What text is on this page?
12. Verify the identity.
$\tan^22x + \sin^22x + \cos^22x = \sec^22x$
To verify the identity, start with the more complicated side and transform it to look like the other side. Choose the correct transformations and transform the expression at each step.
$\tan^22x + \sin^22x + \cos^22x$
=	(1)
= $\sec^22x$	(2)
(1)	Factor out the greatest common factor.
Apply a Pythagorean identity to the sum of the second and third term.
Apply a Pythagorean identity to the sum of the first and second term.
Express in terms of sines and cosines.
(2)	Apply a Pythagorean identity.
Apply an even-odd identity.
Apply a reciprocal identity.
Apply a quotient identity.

******

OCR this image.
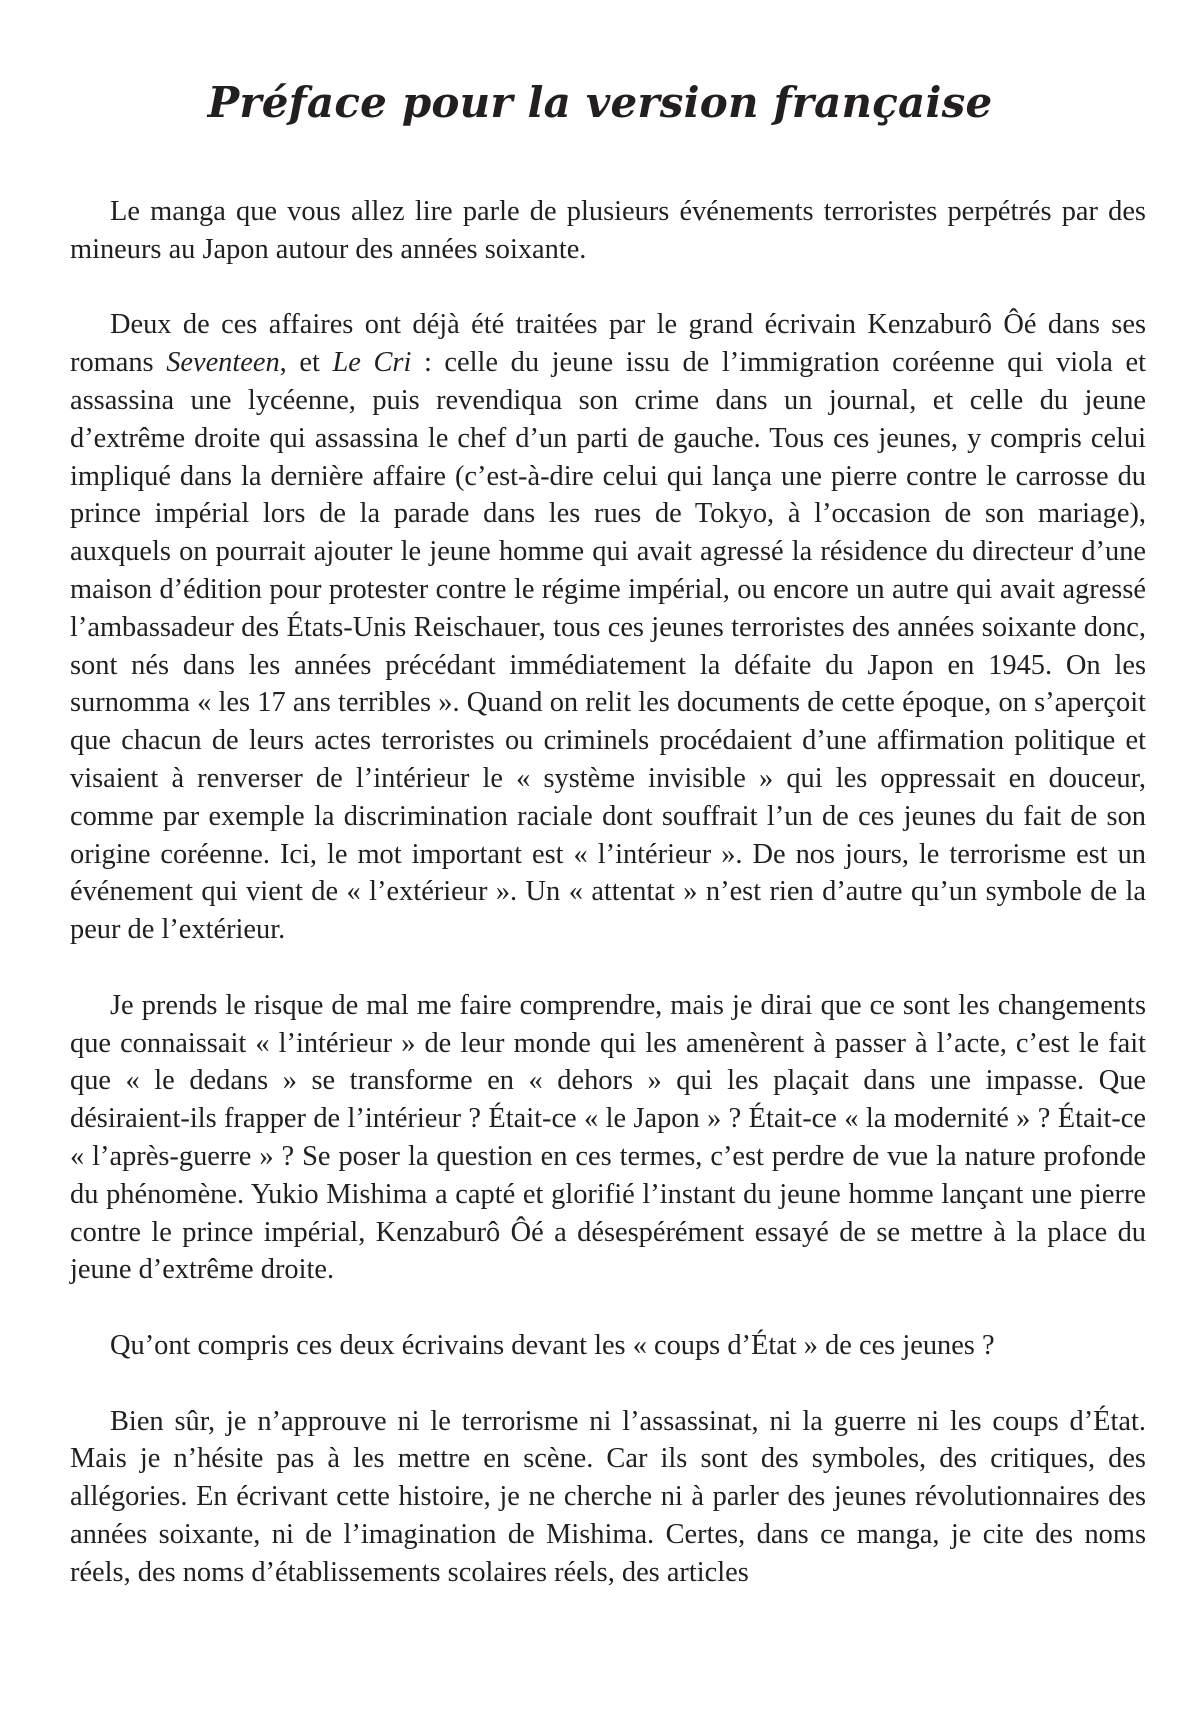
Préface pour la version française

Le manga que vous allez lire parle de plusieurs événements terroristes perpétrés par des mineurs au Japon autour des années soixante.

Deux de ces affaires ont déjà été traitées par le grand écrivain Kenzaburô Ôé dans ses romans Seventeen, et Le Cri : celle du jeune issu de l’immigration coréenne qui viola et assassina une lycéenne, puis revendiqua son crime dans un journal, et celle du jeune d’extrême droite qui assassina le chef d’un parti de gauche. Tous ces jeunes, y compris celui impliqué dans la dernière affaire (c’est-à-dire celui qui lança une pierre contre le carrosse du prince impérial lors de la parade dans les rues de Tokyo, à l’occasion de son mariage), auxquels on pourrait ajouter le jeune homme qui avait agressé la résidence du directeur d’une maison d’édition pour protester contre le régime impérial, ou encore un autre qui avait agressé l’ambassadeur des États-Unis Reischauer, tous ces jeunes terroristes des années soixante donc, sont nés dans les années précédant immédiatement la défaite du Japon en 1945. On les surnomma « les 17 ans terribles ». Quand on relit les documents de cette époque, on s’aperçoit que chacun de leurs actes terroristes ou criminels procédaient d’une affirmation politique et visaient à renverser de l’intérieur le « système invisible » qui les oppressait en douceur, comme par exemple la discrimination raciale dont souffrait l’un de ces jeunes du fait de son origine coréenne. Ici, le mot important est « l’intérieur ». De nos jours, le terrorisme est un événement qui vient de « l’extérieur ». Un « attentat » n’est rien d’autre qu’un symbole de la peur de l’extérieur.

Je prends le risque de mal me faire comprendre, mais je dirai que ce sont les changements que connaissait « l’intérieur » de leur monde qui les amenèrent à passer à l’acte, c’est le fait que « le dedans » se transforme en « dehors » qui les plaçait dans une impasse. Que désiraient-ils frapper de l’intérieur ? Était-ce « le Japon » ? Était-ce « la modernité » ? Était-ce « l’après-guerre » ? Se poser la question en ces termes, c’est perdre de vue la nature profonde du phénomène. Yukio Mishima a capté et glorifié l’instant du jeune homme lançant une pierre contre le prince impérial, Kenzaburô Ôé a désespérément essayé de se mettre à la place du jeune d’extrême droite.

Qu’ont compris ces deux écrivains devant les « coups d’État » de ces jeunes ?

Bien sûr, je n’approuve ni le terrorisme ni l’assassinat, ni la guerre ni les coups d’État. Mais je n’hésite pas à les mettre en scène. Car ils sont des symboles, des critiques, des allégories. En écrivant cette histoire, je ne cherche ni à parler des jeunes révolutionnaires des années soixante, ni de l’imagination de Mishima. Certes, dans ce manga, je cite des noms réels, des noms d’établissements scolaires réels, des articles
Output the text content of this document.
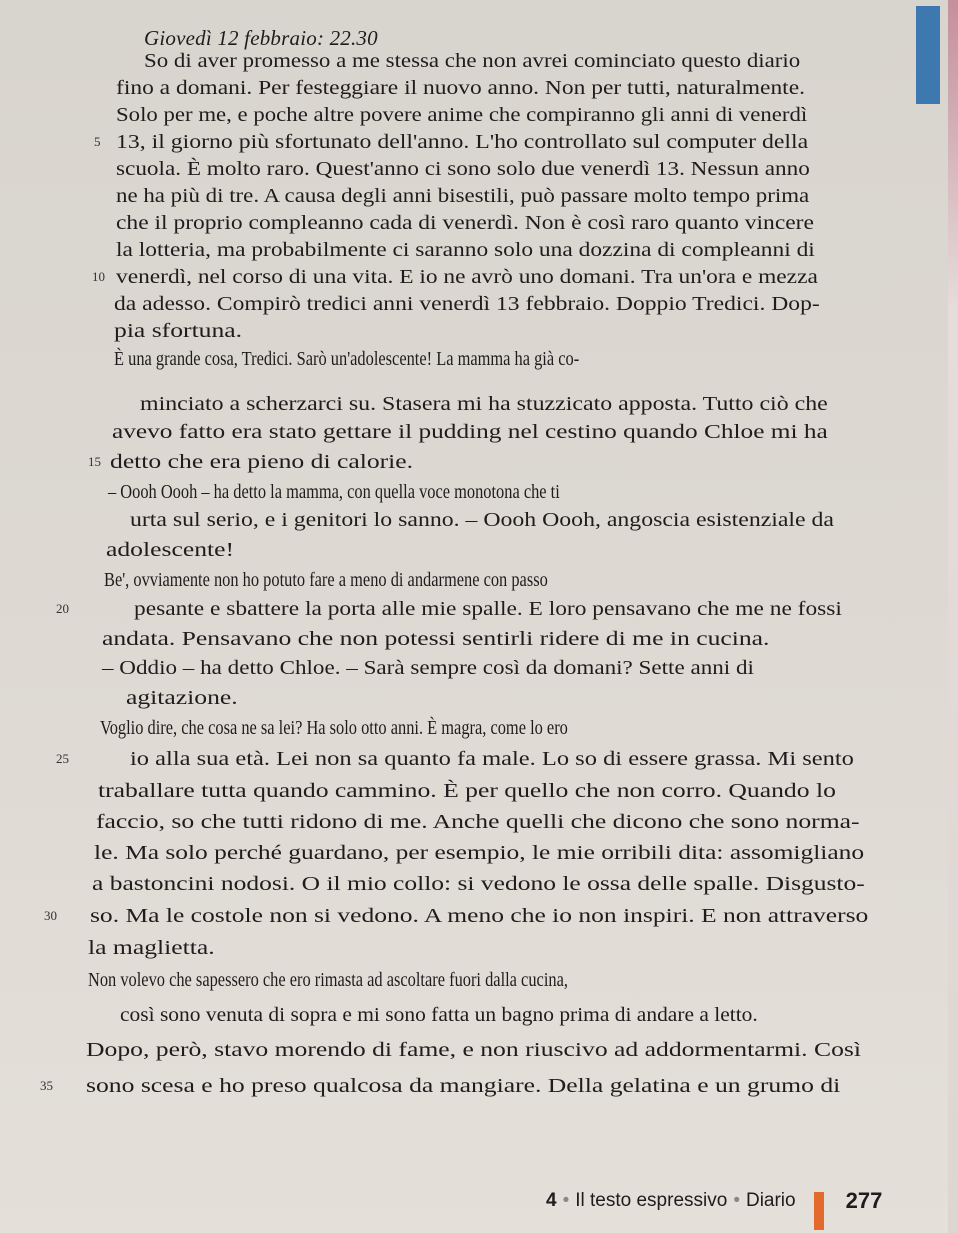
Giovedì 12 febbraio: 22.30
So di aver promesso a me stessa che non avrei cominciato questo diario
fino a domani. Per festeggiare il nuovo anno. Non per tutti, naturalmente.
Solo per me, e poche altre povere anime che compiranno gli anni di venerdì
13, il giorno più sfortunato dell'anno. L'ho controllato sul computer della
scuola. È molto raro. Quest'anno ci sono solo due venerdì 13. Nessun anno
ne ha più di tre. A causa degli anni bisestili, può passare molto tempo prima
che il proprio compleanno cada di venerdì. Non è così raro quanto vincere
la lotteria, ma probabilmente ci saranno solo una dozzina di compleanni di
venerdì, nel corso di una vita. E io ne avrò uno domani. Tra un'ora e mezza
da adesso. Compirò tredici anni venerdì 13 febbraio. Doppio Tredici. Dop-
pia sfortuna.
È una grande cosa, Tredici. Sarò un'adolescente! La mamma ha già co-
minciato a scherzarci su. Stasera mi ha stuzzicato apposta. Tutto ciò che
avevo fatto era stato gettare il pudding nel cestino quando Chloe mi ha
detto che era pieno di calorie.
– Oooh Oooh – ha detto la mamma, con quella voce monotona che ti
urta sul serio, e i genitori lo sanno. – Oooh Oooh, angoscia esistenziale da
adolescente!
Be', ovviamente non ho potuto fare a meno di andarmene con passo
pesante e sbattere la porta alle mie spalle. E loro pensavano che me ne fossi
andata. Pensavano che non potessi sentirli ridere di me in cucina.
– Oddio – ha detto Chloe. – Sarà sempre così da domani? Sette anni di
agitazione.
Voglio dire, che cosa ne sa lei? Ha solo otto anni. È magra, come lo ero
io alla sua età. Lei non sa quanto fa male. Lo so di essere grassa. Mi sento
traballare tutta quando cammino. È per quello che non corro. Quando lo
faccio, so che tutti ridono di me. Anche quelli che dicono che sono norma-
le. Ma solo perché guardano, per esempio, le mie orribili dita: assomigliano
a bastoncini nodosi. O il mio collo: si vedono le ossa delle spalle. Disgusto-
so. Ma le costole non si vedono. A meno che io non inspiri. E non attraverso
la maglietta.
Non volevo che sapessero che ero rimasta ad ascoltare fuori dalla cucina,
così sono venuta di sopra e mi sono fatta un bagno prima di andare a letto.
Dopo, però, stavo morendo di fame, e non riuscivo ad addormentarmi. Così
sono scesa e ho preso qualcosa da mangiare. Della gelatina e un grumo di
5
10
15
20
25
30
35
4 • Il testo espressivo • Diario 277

******

* _TASK DETAILS_:
Find the lines above holding the word "Oooh" and show them.

* _THE OUTPUT_:
– Oooh Oooh – ha detto la mamma, con quella voce monotona che ti
urta sul serio, e i genitori lo sanno. – Oooh Oooh, angoscia esistenziale da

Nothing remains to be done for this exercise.